Do this:
Copy each line of the entries beneath that contains the word "Check".

▶

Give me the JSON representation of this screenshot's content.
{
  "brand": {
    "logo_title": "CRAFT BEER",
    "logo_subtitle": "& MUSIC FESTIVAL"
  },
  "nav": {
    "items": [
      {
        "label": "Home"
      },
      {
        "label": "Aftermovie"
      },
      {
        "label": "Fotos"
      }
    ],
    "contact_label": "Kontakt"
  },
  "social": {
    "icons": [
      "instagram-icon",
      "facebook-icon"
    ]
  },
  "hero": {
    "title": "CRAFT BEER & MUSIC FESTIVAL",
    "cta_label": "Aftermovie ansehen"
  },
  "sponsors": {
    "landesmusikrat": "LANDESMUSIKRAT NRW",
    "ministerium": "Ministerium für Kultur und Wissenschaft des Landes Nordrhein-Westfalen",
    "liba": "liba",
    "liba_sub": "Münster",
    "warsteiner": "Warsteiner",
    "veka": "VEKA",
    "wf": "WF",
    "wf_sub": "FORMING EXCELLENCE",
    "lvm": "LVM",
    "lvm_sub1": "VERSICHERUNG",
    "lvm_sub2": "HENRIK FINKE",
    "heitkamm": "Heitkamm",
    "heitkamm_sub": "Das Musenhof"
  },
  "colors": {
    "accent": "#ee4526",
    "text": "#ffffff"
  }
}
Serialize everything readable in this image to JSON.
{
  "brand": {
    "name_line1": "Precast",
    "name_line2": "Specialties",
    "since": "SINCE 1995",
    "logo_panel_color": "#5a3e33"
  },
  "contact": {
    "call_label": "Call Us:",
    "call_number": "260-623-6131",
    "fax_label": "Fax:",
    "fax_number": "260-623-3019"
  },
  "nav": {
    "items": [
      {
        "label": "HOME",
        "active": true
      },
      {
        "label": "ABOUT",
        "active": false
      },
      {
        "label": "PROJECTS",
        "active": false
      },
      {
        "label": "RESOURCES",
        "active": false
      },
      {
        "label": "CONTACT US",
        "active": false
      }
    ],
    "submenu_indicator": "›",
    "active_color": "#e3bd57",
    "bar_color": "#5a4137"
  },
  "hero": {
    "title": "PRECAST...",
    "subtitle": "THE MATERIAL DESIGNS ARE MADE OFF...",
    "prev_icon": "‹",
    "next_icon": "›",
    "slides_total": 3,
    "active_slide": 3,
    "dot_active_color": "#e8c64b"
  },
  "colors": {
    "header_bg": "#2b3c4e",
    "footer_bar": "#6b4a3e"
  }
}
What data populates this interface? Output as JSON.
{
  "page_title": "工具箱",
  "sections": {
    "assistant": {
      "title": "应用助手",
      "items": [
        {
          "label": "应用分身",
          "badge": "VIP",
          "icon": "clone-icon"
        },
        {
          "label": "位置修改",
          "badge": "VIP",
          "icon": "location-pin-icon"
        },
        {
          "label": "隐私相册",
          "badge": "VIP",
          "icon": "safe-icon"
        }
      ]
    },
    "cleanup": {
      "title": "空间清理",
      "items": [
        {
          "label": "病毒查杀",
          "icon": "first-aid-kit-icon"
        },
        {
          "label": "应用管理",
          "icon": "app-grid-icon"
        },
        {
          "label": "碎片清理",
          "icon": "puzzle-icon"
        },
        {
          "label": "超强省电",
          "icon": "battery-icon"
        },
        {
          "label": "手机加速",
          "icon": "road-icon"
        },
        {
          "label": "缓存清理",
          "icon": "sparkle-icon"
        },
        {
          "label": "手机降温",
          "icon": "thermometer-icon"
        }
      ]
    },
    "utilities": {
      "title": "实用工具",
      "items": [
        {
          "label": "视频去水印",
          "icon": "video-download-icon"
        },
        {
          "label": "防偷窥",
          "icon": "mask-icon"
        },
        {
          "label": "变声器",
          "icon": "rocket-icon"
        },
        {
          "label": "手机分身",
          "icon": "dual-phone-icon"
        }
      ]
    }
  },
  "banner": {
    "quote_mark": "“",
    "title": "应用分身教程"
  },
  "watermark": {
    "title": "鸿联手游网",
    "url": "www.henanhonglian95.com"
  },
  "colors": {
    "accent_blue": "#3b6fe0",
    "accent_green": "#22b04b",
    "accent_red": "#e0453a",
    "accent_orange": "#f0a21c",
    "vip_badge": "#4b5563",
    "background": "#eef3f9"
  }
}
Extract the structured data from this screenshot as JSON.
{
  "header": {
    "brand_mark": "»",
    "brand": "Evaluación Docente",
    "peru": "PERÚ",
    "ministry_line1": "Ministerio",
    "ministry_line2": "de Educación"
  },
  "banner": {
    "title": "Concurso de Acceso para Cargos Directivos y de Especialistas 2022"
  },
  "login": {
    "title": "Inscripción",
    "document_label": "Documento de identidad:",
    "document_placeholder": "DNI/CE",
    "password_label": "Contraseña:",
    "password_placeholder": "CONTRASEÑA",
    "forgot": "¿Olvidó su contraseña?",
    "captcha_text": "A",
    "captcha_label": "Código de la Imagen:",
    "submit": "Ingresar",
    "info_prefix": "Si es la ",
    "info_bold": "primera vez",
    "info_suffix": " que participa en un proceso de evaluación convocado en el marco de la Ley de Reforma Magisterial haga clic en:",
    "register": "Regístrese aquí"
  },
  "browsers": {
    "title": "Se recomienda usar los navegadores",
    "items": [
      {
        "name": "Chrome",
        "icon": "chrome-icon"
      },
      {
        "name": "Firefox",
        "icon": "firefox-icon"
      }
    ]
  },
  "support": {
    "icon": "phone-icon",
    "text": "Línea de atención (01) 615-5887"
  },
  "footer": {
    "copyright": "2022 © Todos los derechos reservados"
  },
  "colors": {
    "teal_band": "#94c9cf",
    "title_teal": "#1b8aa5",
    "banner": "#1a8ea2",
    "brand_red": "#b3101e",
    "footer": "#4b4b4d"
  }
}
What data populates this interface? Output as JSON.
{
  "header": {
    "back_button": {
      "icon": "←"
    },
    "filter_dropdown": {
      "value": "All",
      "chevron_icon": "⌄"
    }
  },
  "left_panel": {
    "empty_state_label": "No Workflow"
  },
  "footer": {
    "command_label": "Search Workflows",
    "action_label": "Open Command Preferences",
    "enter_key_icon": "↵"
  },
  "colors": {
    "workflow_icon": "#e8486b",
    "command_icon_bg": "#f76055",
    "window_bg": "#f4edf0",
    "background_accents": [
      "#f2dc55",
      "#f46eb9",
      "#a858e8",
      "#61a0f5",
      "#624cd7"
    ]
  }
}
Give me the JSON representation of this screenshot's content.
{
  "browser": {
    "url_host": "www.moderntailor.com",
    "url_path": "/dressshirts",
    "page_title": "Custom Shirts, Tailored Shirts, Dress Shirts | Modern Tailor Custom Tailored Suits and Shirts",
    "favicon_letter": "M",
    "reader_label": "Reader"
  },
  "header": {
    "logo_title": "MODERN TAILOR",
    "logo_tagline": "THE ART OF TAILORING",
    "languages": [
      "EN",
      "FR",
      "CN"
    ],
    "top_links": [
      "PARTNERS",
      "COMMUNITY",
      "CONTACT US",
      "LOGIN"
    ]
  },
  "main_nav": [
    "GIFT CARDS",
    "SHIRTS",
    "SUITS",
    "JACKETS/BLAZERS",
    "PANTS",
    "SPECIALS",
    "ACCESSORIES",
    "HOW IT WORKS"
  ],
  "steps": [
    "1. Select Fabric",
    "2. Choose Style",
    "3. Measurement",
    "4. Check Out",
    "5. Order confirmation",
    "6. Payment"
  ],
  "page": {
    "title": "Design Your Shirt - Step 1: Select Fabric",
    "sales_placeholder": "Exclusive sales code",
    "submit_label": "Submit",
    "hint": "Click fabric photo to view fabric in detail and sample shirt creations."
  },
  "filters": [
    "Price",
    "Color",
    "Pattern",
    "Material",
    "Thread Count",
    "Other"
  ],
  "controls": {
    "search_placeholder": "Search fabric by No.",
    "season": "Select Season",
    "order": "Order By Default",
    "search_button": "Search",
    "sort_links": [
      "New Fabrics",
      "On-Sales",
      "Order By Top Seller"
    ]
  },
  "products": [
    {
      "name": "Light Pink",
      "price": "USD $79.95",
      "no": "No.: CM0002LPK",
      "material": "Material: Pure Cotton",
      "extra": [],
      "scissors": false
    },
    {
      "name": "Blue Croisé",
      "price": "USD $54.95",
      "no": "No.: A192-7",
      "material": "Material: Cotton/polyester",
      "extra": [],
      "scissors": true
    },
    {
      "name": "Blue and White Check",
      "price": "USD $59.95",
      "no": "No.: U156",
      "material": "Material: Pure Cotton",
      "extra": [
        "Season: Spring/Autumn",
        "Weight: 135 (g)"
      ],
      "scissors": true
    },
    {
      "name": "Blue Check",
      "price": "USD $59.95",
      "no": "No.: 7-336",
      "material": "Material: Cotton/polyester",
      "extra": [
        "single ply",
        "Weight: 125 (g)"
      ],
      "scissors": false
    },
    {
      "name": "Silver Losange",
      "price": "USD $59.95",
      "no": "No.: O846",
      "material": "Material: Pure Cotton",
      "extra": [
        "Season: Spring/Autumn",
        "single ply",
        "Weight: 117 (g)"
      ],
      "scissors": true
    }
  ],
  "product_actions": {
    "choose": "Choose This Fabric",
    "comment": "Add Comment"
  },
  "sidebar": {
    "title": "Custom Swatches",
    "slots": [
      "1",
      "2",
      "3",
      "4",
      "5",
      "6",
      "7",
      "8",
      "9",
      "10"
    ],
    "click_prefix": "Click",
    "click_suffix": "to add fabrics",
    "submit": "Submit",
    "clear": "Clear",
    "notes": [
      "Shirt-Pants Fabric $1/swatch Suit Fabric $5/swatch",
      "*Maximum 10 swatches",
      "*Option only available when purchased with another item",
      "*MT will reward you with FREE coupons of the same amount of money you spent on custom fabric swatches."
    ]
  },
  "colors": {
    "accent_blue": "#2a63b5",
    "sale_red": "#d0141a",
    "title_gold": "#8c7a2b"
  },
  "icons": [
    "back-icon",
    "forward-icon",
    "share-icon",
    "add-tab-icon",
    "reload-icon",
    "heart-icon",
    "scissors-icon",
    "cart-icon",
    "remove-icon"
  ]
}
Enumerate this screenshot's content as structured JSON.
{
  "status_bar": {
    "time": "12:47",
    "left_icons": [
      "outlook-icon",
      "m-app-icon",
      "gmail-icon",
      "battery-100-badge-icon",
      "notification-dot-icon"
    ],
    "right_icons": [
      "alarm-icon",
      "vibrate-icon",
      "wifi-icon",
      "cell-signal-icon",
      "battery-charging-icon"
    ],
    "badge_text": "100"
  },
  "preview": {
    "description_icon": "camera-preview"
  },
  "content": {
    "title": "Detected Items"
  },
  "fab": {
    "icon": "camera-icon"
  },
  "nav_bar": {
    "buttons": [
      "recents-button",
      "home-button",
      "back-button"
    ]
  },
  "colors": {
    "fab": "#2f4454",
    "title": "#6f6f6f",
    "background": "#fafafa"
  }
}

◀

Final result:
    "4. Check Out",
      "name": "Blue and White Check",
      "name": "Blue Check",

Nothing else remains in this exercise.